> **INSTRUCTIONS FOR THE TASK**
Find the lines that include the string "Local" and report how many there are. Give no other text.

***

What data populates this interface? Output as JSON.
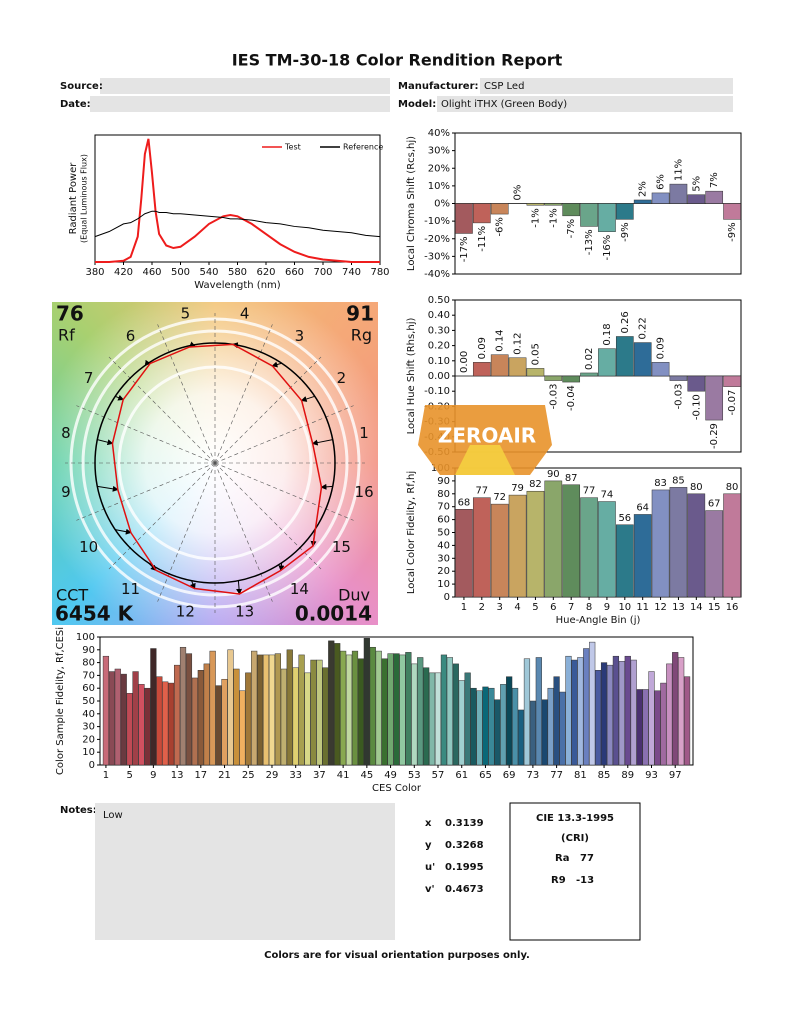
{
  "header": {
    "title": "IES TM-30-18 Color Rendition Report",
    "source_label": "Source:",
    "manufacturer_label": "Manufacturer:",
    "manufacturer": "CSP Led",
    "date_label": "Date:",
    "model_label": "Model:",
    "model": "Olight iTHX (Green Body)"
  },
  "chart_data": [
    {
      "type": "line",
      "x_label": "Wavelength (nm)",
      "y_label": "Radiant Power",
      "y_sublabel": "(Equal Luminous Flux)",
      "x": [
        380,
        400,
        420,
        430,
        440,
        445,
        450,
        455,
        460,
        465,
        470,
        480,
        490,
        500,
        520,
        540,
        560,
        570,
        580,
        600,
        620,
        640,
        660,
        680,
        700,
        720,
        740,
        760,
        780
      ],
      "series": [
        {
          "name": "Test",
          "color": "#ee1c1c",
          "values": [
            0,
            0,
            0.01,
            0.04,
            0.2,
            0.5,
            0.85,
            0.97,
            0.7,
            0.4,
            0.22,
            0.13,
            0.11,
            0.12,
            0.2,
            0.3,
            0.36,
            0.37,
            0.36,
            0.3,
            0.22,
            0.14,
            0.08,
            0.04,
            0.02,
            0.01,
            0,
            0,
            0
          ]
        },
        {
          "name": "Reference",
          "color": "#000000",
          "values": [
            0.2,
            0.24,
            0.3,
            0.31,
            0.34,
            0.36,
            0.38,
            0.39,
            0.4,
            0.4,
            0.39,
            0.39,
            0.38,
            0.38,
            0.37,
            0.36,
            0.35,
            0.34,
            0.34,
            0.33,
            0.31,
            0.3,
            0.28,
            0.27,
            0.25,
            0.24,
            0.23,
            0.21,
            0.2
          ]
        }
      ],
      "xlim": [
        380,
        780
      ],
      "xticks": [
        380,
        420,
        460,
        500,
        540,
        580,
        620,
        660,
        700,
        740,
        780
      ],
      "ylim": [
        0,
        1
      ],
      "legend": "upper right"
    },
    {
      "type": "bar",
      "y_label": "Local Chroma Shift (Rcs,hj)",
      "data_labels": "vertical",
      "values": [
        -17,
        -11,
        -6,
        0,
        -1,
        -1,
        -7,
        -13,
        -16,
        -9,
        2,
        6,
        11,
        5,
        7,
        -9
      ],
      "value_labels": [
        "-17%",
        "-11%",
        "-6%",
        "0%",
        "-1%",
        "-1%",
        "-7%",
        "-13%",
        "-16%",
        "-9%",
        "2%",
        "6%",
        "11%",
        "5%",
        "7%",
        "-9%"
      ],
      "colors": [
        "#a35a5e",
        "#bf625a",
        "#c8855a",
        "#c9a460",
        "#b7b46a",
        "#8aa66a",
        "#5f8c5c",
        "#6aa58a",
        "#66ada3",
        "#2c7a8a",
        "#2e6c98",
        "#8290c2",
        "#7c7aa2",
        "#6a5a8c",
        "#9a7aa2",
        "#c07a9a"
      ],
      "ylim": [
        -40,
        40
      ],
      "yticks": [
        {
          "value": -40,
          "label": "-40%"
        },
        {
          "value": -30,
          "label": "-30%"
        },
        {
          "value": -20,
          "label": "-20%"
        },
        {
          "value": -10,
          "label": "-10%"
        },
        {
          "value": 0,
          "label": "0%"
        },
        {
          "value": 10,
          "label": "10%"
        },
        {
          "value": 20,
          "label": "20%"
        },
        {
          "value": 30,
          "label": "30%"
        },
        {
          "value": 40,
          "label": "40%"
        }
      ]
    },
    {
      "type": "bar",
      "y_label": "Local Hue Shift (Rhs,hj)",
      "data_labels": "vertical",
      "values": [
        0,
        0.09,
        0.14,
        0.12,
        0.05,
        -0.03,
        -0.04,
        0.02,
        0.18,
        0.26,
        0.22,
        0.09,
        -0.03,
        -0.1,
        -0.29,
        -0.07
      ],
      "value_labels": [
        "0.00",
        "0.09",
        "0.14",
        "0.12",
        "0.05",
        "-0.03",
        "-0.04",
        "0.02",
        "0.18",
        "0.26",
        "0.22",
        "0.09",
        "-0.03",
        "-0.10",
        "-0.29",
        "-0.07"
      ],
      "colors": [
        "#a35a5e",
        "#bf625a",
        "#c8855a",
        "#c9a460",
        "#b7b46a",
        "#8aa66a",
        "#5f8c5c",
        "#6aa58a",
        "#66ada3",
        "#2c7a8a",
        "#2e6c98",
        "#8290c2",
        "#7c7aa2",
        "#6a5a8c",
        "#9a7aa2",
        "#c07a9a"
      ],
      "ylim": [
        -0.5,
        0.5
      ],
      "yticks": [
        {
          "value": -0.5,
          "label": "-0.50"
        },
        {
          "value": -0.4,
          "label": "-0.40"
        },
        {
          "value": -0.3,
          "label": "-0.30"
        },
        {
          "value": -0.2,
          "label": "-0.20"
        },
        {
          "value": -0.1,
          "label": "-0.10"
        },
        {
          "value": 0,
          "label": "0.00"
        },
        {
          "value": 0.1,
          "label": "0.10"
        },
        {
          "value": 0.2,
          "label": "0.20"
        },
        {
          "value": 0.3,
          "label": "0.30"
        },
        {
          "value": 0.4,
          "label": "0.40"
        },
        {
          "value": 0.5,
          "label": "0.50"
        }
      ]
    },
    {
      "type": "bar",
      "y_label": "Local Color Fidelity, Rf,hj",
      "x_label": "Hue-Angle Bin (j)",
      "data_labels": "horizontal",
      "categories": [
        "1",
        "2",
        "3",
        "4",
        "5",
        "6",
        "7",
        "8",
        "9",
        "10",
        "11",
        "12",
        "13",
        "14",
        "15",
        "16"
      ],
      "values": [
        68,
        77,
        72,
        79,
        82,
        90,
        87,
        77,
        74,
        56,
        64,
        83,
        85,
        80,
        67,
        80
      ],
      "colors": [
        "#a35a5e",
        "#bf625a",
        "#c8855a",
        "#c9a460",
        "#b7b46a",
        "#8aa66a",
        "#5f8c5c",
        "#6aa58a",
        "#66ada3",
        "#2c7a8a",
        "#2e6c98",
        "#8290c2",
        "#7c7aa2",
        "#6a5a8c",
        "#9a7aa2",
        "#c07a9a"
      ],
      "ylim": [
        0,
        100
      ],
      "yticks": [
        0,
        10,
        20,
        30,
        40,
        50,
        60,
        70,
        80,
        90,
        100
      ]
    },
    {
      "type": "vector",
      "rf_label": "Rf",
      "rf": 76,
      "rg_label": "Rg",
      "rg": 91,
      "cct_label": "CCT",
      "cct": "6454 K",
      "duv_label": "Duv",
      "duv": 0.0014,
      "bin_labels": [
        "1",
        "2",
        "3",
        "4",
        "5",
        "6",
        "7",
        "8",
        "9",
        "10",
        "11",
        "12",
        "13",
        "14",
        "15",
        "16"
      ]
    },
    {
      "type": "bar",
      "y_label": "Color Sample Fidelity, Rf,CESi",
      "x_label": "CES Color",
      "x": [
        1,
        2,
        3,
        4,
        5,
        6,
        7,
        8,
        9,
        10,
        11,
        12,
        13,
        14,
        15,
        16,
        17,
        18,
        19,
        20,
        21,
        22,
        23,
        24,
        25,
        26,
        27,
        28,
        29,
        30,
        31,
        32,
        33,
        34,
        35,
        36,
        37,
        38,
        39,
        40,
        41,
        42,
        43,
        44,
        45,
        46,
        47,
        48,
        49,
        50,
        51,
        52,
        53,
        54,
        55,
        56,
        57,
        58,
        59,
        60,
        61,
        62,
        63,
        64,
        65,
        66,
        67,
        68,
        69,
        70,
        71,
        72,
        73,
        74,
        75,
        76,
        77,
        78,
        79,
        80,
        81,
        82,
        83,
        84,
        85,
        86,
        87,
        88,
        89,
        90,
        91,
        92,
        93,
        94,
        95,
        96,
        97,
        98,
        99
      ],
      "values": [
        85,
        73,
        75,
        71,
        56,
        73,
        63,
        60,
        91,
        69,
        65,
        64,
        78,
        92,
        87,
        68,
        74,
        79,
        89,
        62,
        67,
        90,
        75,
        58,
        72,
        89,
        86,
        86,
        86,
        87,
        75,
        90,
        76,
        86,
        72,
        82,
        82,
        76,
        97,
        95,
        89,
        86,
        89,
        83,
        99,
        92,
        89,
        83,
        87,
        87,
        86,
        88,
        79,
        84,
        76,
        72,
        72,
        86,
        84,
        79,
        66,
        72,
        60,
        58,
        61,
        60,
        51,
        63,
        69,
        60,
        43,
        83,
        50,
        84,
        51,
        60,
        69,
        57,
        85,
        82,
        84,
        91,
        96,
        74,
        80,
        78,
        85,
        81,
        85,
        82,
        59,
        59,
        73,
        58,
        64,
        79,
        88,
        84,
        69
      ],
      "colors": [
        "#c86a78",
        "#8a4a55",
        "#b06070",
        "#6a3a40",
        "#c04a55",
        "#a04048",
        "#d05060",
        "#7a3038",
        "#402828",
        "#c84a3a",
        "#e0604a",
        "#a84030",
        "#c06a50",
        "#a08070",
        "#7a5040",
        "#b07050",
        "#8a5a3a",
        "#c0804a",
        "#d89858",
        "#6a4a30",
        "#e0a060",
        "#e8c890",
        "#c8903a",
        "#f0b060",
        "#a07838",
        "#c8a870",
        "#7a6030",
        "#e8c070",
        "#f0d890",
        "#b09850",
        "#c0b070",
        "#887838",
        "#e0d070",
        "#a8a050",
        "#d8d888",
        "#8a8a40",
        "#c0c880",
        "#6a7030",
        "#3a3a30",
        "#4a5a20",
        "#88a850",
        "#c0d8a0",
        "#6a9040",
        "#3a5a20",
        "#303830",
        "#5a8a40",
        "#a0c890",
        "#3a7030",
        "#70a870",
        "#2a6a3a",
        "#90c8a0",
        "#408060",
        "#b0d8c0",
        "#5a9880",
        "#2a6a50",
        "#80b8a8",
        "#c0e0d8",
        "#3a8a80",
        "#90c8c0",
        "#2a6860",
        "#a0d0d0",
        "#3a7878",
        "#1a5a60",
        "#70b0b8",
        "#0a6878",
        "#3a8898",
        "#1a5868",
        "#60a0b0",
        "#0a4858",
        "#4a90a8",
        "#1a6080",
        "#a0c8d8",
        "#3a6080",
        "#5a88b0",
        "#1a4870",
        "#7aa0c8",
        "#2a5080",
        "#4a70a8",
        "#8ab0d8",
        "#3a5a98",
        "#a0b8e0",
        "#6a80c0",
        "#c0c8e8",
        "#4a5aa0",
        "#2a3a78",
        "#8a88c0",
        "#5a5090",
        "#a098c8",
        "#6a4a90",
        "#b0a0d0",
        "#4a3070",
        "#8a70b0",
        "#c0a8d8",
        "#7a4a8a",
        "#a06aa0",
        "#c890c0",
        "#804878",
        "#d8a0c8",
        "#a05888"
      ],
      "xlim": [
        0,
        100
      ],
      "xticks": [
        1,
        5,
        9,
        13,
        17,
        21,
        25,
        29,
        33,
        37,
        41,
        45,
        49,
        53,
        57,
        61,
        65,
        69,
        73,
        77,
        81,
        85,
        89,
        93,
        97
      ],
      "ylim": [
        0,
        100
      ],
      "yticks": [
        0,
        10,
        20,
        30,
        40,
        50,
        60,
        70,
        80,
        90,
        100
      ]
    }
  ],
  "watermark": "ZEROAIR",
  "notes": {
    "label": "Notes:",
    "text": "Low"
  },
  "chromaticity": [
    {
      "label": "x",
      "value": 0.3139
    },
    {
      "label": "y",
      "value": 0.3268
    },
    {
      "label": "u'",
      "value": 0.1995
    },
    {
      "label": "v'",
      "value": 0.4673
    }
  ],
  "cri": {
    "title": "CIE 13.3-1995",
    "subtitle": "(CRI)",
    "ra_label": "Ra",
    "ra": 77,
    "r9_label": "R9",
    "r9": -13
  },
  "footer": "Colors are for visual orientation purposes only."
}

***

> **TASK RESPONSE**
3